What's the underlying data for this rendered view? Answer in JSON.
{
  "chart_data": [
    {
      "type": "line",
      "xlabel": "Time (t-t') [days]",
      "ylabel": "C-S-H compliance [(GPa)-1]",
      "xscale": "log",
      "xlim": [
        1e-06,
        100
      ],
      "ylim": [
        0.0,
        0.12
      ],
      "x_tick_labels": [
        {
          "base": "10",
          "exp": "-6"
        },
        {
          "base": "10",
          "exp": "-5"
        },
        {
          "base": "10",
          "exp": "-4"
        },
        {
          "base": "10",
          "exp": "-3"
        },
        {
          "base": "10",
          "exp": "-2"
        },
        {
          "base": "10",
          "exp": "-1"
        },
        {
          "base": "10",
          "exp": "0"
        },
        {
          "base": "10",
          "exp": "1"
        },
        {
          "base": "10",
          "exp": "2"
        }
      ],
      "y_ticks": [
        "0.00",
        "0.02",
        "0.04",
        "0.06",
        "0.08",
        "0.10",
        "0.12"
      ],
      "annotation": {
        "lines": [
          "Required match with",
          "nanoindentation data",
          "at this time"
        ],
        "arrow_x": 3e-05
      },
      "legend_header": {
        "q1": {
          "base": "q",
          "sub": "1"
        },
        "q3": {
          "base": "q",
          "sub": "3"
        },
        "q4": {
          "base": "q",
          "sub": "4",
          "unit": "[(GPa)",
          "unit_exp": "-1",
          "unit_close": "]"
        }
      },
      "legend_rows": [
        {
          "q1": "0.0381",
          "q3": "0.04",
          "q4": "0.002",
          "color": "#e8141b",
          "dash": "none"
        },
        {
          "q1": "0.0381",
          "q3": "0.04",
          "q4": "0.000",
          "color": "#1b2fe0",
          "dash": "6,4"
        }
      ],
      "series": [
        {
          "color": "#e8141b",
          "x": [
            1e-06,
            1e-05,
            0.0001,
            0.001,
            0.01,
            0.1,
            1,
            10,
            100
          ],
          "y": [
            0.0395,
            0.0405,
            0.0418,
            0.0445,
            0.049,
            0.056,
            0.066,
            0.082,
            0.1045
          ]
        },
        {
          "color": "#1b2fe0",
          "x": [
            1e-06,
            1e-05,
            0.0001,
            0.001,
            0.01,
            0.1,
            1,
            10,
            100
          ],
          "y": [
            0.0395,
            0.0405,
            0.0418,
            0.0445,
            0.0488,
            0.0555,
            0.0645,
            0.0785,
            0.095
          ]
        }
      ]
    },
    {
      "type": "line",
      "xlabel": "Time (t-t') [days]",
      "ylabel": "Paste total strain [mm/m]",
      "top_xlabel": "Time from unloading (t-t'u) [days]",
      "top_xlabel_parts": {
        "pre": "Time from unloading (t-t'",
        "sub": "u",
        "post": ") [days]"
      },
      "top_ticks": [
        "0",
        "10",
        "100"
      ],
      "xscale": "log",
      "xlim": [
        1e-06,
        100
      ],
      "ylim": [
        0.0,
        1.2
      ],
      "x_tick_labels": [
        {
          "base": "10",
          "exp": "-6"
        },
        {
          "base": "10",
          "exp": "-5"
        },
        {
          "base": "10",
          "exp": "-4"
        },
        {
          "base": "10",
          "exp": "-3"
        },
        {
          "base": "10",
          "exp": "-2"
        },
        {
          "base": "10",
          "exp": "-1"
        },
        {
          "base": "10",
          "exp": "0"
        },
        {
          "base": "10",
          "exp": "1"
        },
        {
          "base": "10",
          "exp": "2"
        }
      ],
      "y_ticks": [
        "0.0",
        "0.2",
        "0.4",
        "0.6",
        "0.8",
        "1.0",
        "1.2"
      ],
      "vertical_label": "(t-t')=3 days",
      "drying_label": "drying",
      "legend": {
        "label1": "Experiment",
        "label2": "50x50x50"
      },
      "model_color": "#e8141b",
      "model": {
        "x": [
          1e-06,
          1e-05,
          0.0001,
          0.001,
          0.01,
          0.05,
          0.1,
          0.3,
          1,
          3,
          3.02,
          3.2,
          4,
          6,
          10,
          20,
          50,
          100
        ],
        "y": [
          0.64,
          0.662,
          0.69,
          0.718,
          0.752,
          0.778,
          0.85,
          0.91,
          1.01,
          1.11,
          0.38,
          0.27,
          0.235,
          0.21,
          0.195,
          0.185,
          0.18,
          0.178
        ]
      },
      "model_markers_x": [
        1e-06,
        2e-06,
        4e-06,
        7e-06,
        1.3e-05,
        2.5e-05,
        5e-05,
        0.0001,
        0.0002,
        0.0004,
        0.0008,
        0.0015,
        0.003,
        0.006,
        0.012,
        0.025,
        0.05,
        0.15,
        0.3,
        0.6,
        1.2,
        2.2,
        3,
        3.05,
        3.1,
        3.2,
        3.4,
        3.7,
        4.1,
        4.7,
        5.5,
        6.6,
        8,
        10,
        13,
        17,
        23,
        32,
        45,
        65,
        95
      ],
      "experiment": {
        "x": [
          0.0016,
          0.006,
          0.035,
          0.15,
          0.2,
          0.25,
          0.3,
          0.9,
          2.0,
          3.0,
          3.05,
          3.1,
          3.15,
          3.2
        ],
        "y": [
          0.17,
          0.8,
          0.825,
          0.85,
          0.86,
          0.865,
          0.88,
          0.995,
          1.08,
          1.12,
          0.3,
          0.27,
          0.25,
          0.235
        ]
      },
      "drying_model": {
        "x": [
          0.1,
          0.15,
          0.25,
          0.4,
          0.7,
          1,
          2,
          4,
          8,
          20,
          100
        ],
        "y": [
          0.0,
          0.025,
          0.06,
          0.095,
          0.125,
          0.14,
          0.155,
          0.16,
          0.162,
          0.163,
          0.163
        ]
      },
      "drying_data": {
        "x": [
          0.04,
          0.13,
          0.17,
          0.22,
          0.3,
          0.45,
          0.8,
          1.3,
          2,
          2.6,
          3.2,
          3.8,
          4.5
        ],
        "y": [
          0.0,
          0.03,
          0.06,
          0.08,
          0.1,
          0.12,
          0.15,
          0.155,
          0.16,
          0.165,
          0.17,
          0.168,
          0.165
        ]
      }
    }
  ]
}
=-=-=
(EXERCISE): Copy out every line in the listing where the word "days" appears.

(ANSWER FOR THIS EXERCISE):
      "xlabel": "Time (t-t') [days]",
      "xlabel": "Time (t-t') [days]",
      "top_xlabel": "Time from unloading (t-t'u) [days]",
        "post": ") [days]"
      "vertical_label": "(t-t')=3 days",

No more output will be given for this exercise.